▶ [WRITTEN TASK]: Output all of the entries exactly as written.
****
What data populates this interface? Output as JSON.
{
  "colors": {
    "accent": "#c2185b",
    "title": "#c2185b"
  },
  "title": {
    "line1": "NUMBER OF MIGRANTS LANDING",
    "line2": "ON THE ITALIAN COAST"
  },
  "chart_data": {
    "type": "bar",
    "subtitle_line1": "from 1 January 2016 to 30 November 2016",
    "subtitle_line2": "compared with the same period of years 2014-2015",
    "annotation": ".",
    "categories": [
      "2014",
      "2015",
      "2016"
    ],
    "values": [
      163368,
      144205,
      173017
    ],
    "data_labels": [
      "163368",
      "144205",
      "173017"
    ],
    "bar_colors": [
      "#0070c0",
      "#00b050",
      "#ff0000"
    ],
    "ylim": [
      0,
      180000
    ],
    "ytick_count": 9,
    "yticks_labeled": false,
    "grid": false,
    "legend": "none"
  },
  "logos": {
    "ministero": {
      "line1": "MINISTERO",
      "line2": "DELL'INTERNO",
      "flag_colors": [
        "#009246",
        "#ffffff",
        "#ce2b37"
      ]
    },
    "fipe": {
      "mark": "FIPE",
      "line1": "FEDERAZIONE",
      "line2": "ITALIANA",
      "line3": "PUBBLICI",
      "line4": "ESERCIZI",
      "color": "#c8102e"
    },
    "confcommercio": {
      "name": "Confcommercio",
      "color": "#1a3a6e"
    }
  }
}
****
▶ [COMPLETED EXERCISE]:
What data populates this interface? Output as JSON.
{
  "colors": {
    "accent": "#c2185b",
    "title": "#c2185b"
  },
  "title": {
    "line1": "NUMBER OF MIGRANTS LANDING",
    "line2": "ON THE ITALIAN COAST"
  },
  "chart_data": {
    "type": "bar",
    "subtitle_line1": "from 1 January 2016 to 30 November 2016",
    "subtitle_line2": "compared with the same period of years 2014-2015",
    "annotation": ".",
    "categories": [
      "2014",
      "2015",
      "2016"
    ],
    "values": [
      163368,
      144205,
      173017
    ],
    "data_labels": [
      "163368",
      "144205",
      "173017"
    ],
    "bar_colors": [
      "#0070c0",
      "#00b050",
      "#ff0000"
    ],
    "ylim": [
      0,
      180000
    ],
    "ytick_count": 9,
    "yticks_labeled": false,
    "grid": false,
    "legend": "none"
  },
  "logos": {
    "ministero": {
      "line1": "MINISTERO",
      "line2": "DELL'INTERNO",
      "flag_colors": [
        "#009246",
        "#ffffff",
        "#ce2b37"
      ]
    },
    "fipe": {
      "mark": "FIPE",
      "line1": "FEDERAZIONE",
      "line2": "ITALIANA",
      "line3": "PUBBLICI",
      "line4": "ESERCIZI",
      "color": "#c8102e"
    },
    "confcommercio": {
      "name": "Confcommercio",
      "color": "#1a3a6e"
    }
  }
}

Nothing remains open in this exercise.